[Recorded data]
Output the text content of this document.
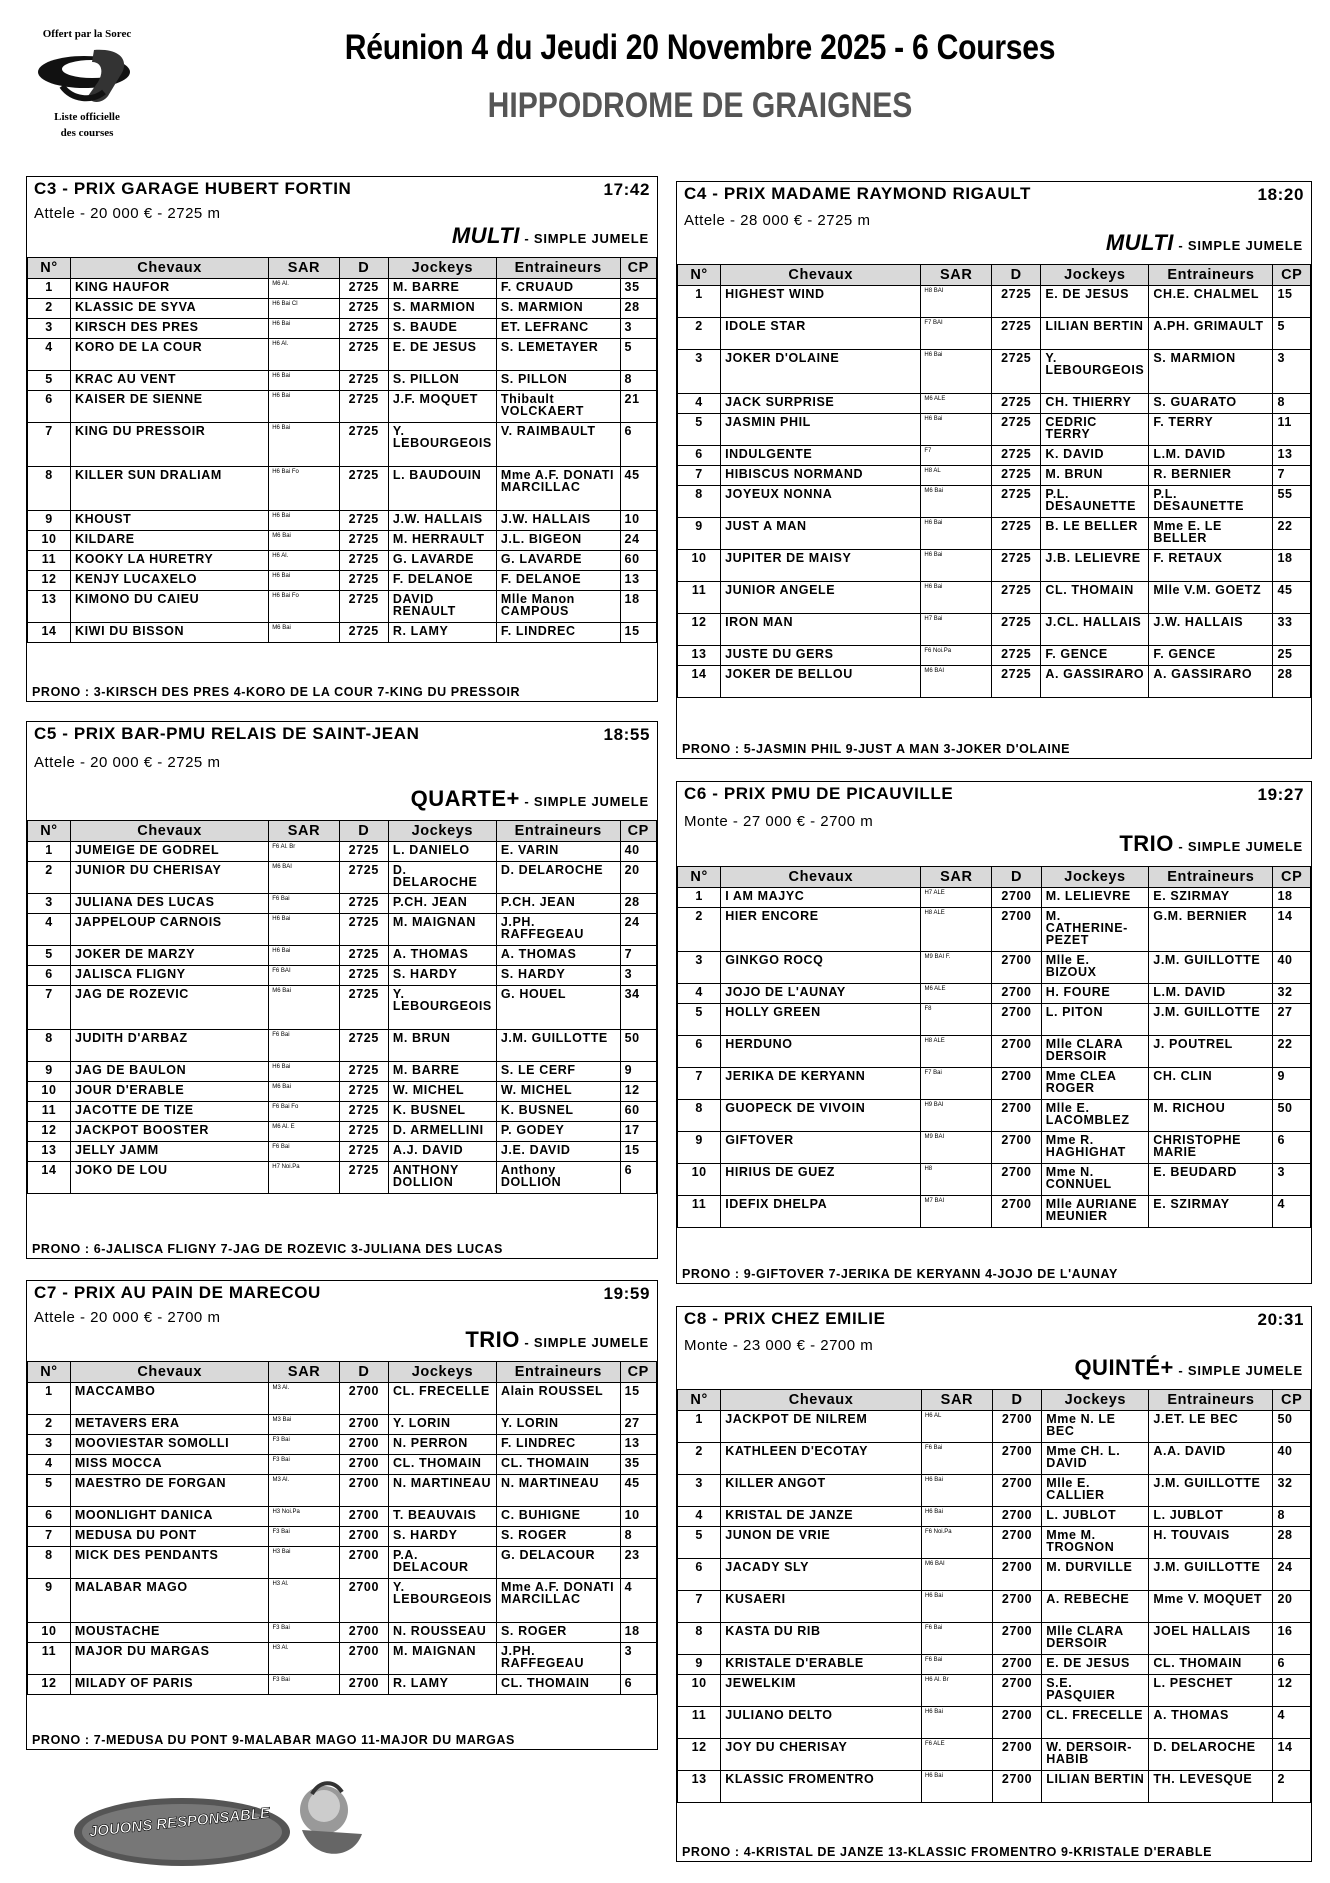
Offert par la Sorec
Liste officielle
des courses
Réunion 4 du Jeudi 20 Novembre 2025 - 6 Courses
HIPPODROME DE GRAIGNES
C3 - PRIX GARAGE HUBERT FORTIN	17:42
Attele - 20 000 € - 2725 m
MULTI - SIMPLE JUMELE
N°	Chevaux	SAR	D	Jockeys	Entraineurs	CP
1	KING HAUFOR	M6 Al.	2725	M. BARRE	F. CRUAUD	35
2	KLASSIC DE SYVA	H6 Bai Cl	2725	S. MARMION	S. MARMION	28
3	KIRSCH DES PRES	H6 Bai	2725	S. BAUDE	ET. LEFRANC	3
4	KORO DE LA COUR	H6 Al.	2725	E. DE JESUS	S. LEMETAYER	5
5	KRAC AU VENT	H6 Bai	2725	S. PILLON	S. PILLON	8
6	KAISER DE SIENNE	H6 Bai	2725	J.F. MOQUET	Thibault VOLCKAERT	21
7	KING DU PRESSOIR	H6 Bai	2725	Y. LEBOURGEOIS	V. RAIMBAULT	6
8	KILLER SUN DRALIAM	H6 Bai Fo	2725	L. BAUDOUIN	Mme A.F. DONATI MARCILLAC	45
9	KHOUST	H6 Bai	2725	J.W. HALLAIS	J.W. HALLAIS	10
10	KILDARE	M6 Bai	2725	M. HERRAULT	J.L. BIGEON	24
11	KOOKY LA HURETRY	H6 Al.	2725	G. LAVARDE	G. LAVARDE	60
12	KENJY LUCAXELO	H6 Bai	2725	F. DELANOE	F. DELANOE	13
13	KIMONO DU CAIEU	H6 Bai Fo	2725	DAVID RENAULT	Mlle Manon CAMPOUS	18
14	KIWI DU BISSON	M6 Bai	2725	R. LAMY	F. LINDREC	15
PRONO : 3-KIRSCH DES PRES 4-KORO DE LA COUR 7-KING DU PRESSOIR
C4 - PRIX MADAME RAYMOND RIGAULT	18:20
Attele - 28 000 € - 2725 m
MULTI - SIMPLE JUMELE
N°	Chevaux	SAR	D	Jockeys	Entraineurs	CP
1	HIGHEST WIND	H8 BAI	2725	E. DE JESUS	CH.E. CHALMEL	15
2	IDOLE STAR	F7 BAI	2725	LILIAN BERTIN	A.PH. GRIMAULT	5
3	JOKER D'OLAINE	H6 Bai	2725	Y. LEBOURGEOIS	S. MARMION	3
4	JACK SURPRISE	M6 ALE	2725	CH. THIERRY	S. GUARATO	8
5	JASMIN PHIL	H6 Bai	2725	CEDRIC TERRY	F. TERRY	11
6	INDULGENTE	F7	2725	K. DAVID	L.M. DAVID	13
7	HIBISCUS NORMAND	H8 AL	2725	M. BRUN	R. BERNIER	7
8	JOYEUX NONNA	M6 Bai	2725	P.L. DESAUNETTE	P.L. DESAUNETTE	55
9	JUST A MAN	H6 Bai	2725	B. LE BELLER	Mme E. LE BELLER	22
10	JUPITER DE MAISY	H6 Bai	2725	J.B. LELIEVRE	F. RETAUX	18
11	JUNIOR ANGELE	H6 Bai	2725	CL. THOMAIN	Mlle V.M. GOETZ	45
12	IRON MAN	H7 Bai	2725	J.CL. HALLAIS	J.W. HALLAIS	33
13	JUSTE DU GERS	F6 Noi.Pa	2725	F. GENCE	F. GENCE	25
14	JOKER DE BELLOU	M6 BAI	2725	A. GASSIRARO	A. GASSIRARO	28
PRONO : 5-JASMIN PHIL 9-JUST A MAN 3-JOKER D'OLAINE
C5 - PRIX BAR-PMU RELAIS DE SAINT-JEAN	18:55
Attele - 20 000 € - 2725 m
QUARTE+ - SIMPLE JUMELE
N°	Chevaux	SAR	D	Jockeys	Entraineurs	CP
1	JUMEIGE DE GODREL	F6 Al. Br	2725	L. DANIELO	E. VARIN	40
2	JUNIOR DU CHERISAY	M6 BAI	2725	D. DELAROCHE	D. DELAROCHE	20
3	JULIANA DES LUCAS	F6 Bai	2725	P.CH. JEAN	P.CH. JEAN	28
4	JAPPELOUP CARNOIS	H6 Bai	2725	M. MAIGNAN	J.PH. RAFFEGEAU	24
5	JOKER DE MARZY	H6 Bai	2725	A. THOMAS	A. THOMAS	7
6	JALISCA FLIGNY	F6 BAI	2725	S. HARDY	S. HARDY	3
7	JAG DE ROZEVIC	M6 Bai	2725	Y. LEBOURGEOIS	G. HOUEL	34
8	JUDITH D'ARBAZ	F6 Bai	2725	M. BRUN	J.M. GUILLOTTE	50
9	JAG DE BAULON	H6 Bai	2725	M. BARRE	S. LE CERF	9
10	JOUR D'ERABLE	M6 Bai	2725	W. MICHEL	W. MICHEL	12
11	JACOTTE DE TIZE	F6 Bai Fo	2725	K. BUSNEL	K. BUSNEL	60
12	JACKPOT BOOSTER	M6 Al. E	2725	D. ARMELLINI	P. GODEY	17
13	JELLY JAMM	F6 Bai	2725	A.J. DAVID	J.E. DAVID	15
14	JOKO DE LOU	H7 Noi.Pa	2725	ANTHONY DOLLION	Anthony DOLLION	6
PRONO : 6-JALISCA FLIGNY 7-JAG DE ROZEVIC 3-JULIANA DES LUCAS
C6 - PRIX PMU DE PICAUVILLE	19:27
Monte - 27 000 € - 2700 m
TRIO - SIMPLE JUMELE
N°	Chevaux	SAR	D	Jockeys	Entraineurs	CP
1	I AM MAJYC	H7 ALE	2700	M. LELIEVRE	E. SZIRMAY	18
2	HIER ENCORE	H8 ALE	2700	M. CATHERINE-PEZET	G.M. BERNIER	14
3	GINKGO ROCQ	M9 BAI F.	2700	Mlle E. BIZOUX	J.M. GUILLOTTE	40
4	JOJO DE L'AUNAY	M6 ALE	2700	H. FOURE	L.M. DAVID	32
5	HOLLY GREEN	F8	2700	L. PITON	J.M. GUILLOTTE	27
6	HERDUNO	H8 ALE	2700	Mlle CLARA DERSOIR	J. POUTREL	22
7	JERIKA DE KERYANN	F7 Bai	2700	Mme CLEA ROGER	CH. CLIN	9
8	GUOPECK DE VIVOIN	H9 BAI	2700	Mlle E. LACOMBLEZ	M. RICHOU	50
9	GIFTOVER	M9 BAI	2700	Mme R. HAGHIGHAT	CHRISTOPHE MARIE	6
10	HIRIUS DE GUEZ	H8	2700	Mme N. CONNUEL	E. BEUDARD	3
11	IDEFIX DHELPA	M7 BAI	2700	Mlle AURIANE MEUNIER	E. SZIRMAY	4
PRONO : 9-GIFTOVER 7-JERIKA DE KERYANN 4-JOJO DE L'AUNAY
C7 - PRIX AU PAIN DE MARECOU	19:59
Attele - 20 000 € - 2700 m
TRIO - SIMPLE JUMELE
N°	Chevaux	SAR	D	Jockeys	Entraineurs	CP
1	MACCAMBO	M3 Al.	2700	CL. FRECELLE	Alain ROUSSEL	15
2	METAVERS ERA	M3 Bai	2700	Y. LORIN	Y. LORIN	27
3	MOOVIESTAR SOMOLLI	F3 Bai	2700	N. PERRON	F. LINDREC	13
4	MISS MOCCA	F3 Bai	2700	CL. THOMAIN	CL. THOMAIN	35
5	MAESTRO DE FORGAN	M3 Al.	2700	N. MARTINEAU	N. MARTINEAU	45
6	MOONLIGHT DANICA	H3 Noi.Pa	2700	T. BEAUVAIS	C. BUHIGNE	10
7	MEDUSA DU PONT	F3 Bai	2700	S. HARDY	S. ROGER	8
8	MICK DES PENDANTS	H3 Bai	2700	P.A. DELACOUR	G. DELACOUR	23
9	MALABAR MAGO	H3 Al.	2700	Y. LEBOURGEOIS	Mme A.F. DONATI MARCILLAC	4
10	MOUSTACHE	F3 Bai	2700	N. ROUSSEAU	S. ROGER	18
11	MAJOR DU MARGAS	H3 Al.	2700	M. MAIGNAN	J.PH. RAFFEGEAU	3
12	MILADY OF PARIS	F3 Bai	2700	R. LAMY	CL. THOMAIN	6
PRONO : 7-MEDUSA DU PONT 9-MALABAR MAGO 11-MAJOR DU MARGAS
C8 - PRIX CHEZ EMILIE	20:31
Monte - 23 000 € - 2700 m
QUINTÉ+ - SIMPLE JUMELE
N°	Chevaux	SAR	D	Jockeys	Entraineurs	CP
1	JACKPOT DE NILREM	H6 AL	2700	Mme N. LE BEC	J.ET. LE BEC	50
2	KATHLEEN D'ECOTAY	F6 Bai	2700	Mme CH. L. DAVID	A.A. DAVID	40
3	KILLER ANGOT	H6 Bai	2700	Mlle E. CALLIER	J.M. GUILLOTTE	32
4	KRISTAL DE JANZE	H6 Bai	2700	L. JUBLOT	L. JUBLOT	8
5	JUNON DE VRIE	F6 Noi.Pa	2700	Mme M. TROGNON	H. TOUVAIS	28
6	JACADY SLY	M6 BAI	2700	M. DURVILLE	J.M. GUILLOTTE	24
7	KUSAERI	H6 Bai	2700	A. REBECHE	Mme V. MOQUET	20
8	KASTA DU RIB	F6 Bai	2700	Mlle CLARA DERSOIR	JOEL HALLAIS	16
9	KRISTALE D'ERABLE	F6 Bai	2700	E. DE JESUS	CL. THOMAIN	6
10	JEWELKIM	H6 Al. Br	2700	S.E. PASQUIER	L. PESCHET	12
11	JULIANO DELTO	H6 Bai	2700	CL. FRECELLE	A. THOMAS	4
12	JOY DU CHERISAY	F6 ALE	2700	W. DERSOIR-HABIB	D. DELAROCHE	14
13	KLASSIC FROMENTRO	H6 Bai	2700	LILIAN BERTIN	TH. LEVESQUE	2
PRONO : 4-KRISTAL DE JANZE 13-KLASSIC FROMENTRO 9-KRISTALE D'ERABLE
JOUONS RESPONSABLE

== DIRECTIONS FOR THIS TASK ==
Look for "BERNIER" and pull out every line that has it.

== OUTPUT FOR THIS TASK ==
7	HIBISCUS NORMAND	H8 AL	2725	M. BRUN	R. BERNIER	7
2	HIER ENCORE	H8 ALE	2700	M. CATHERINE-PEZET	G.M. BERNIER	14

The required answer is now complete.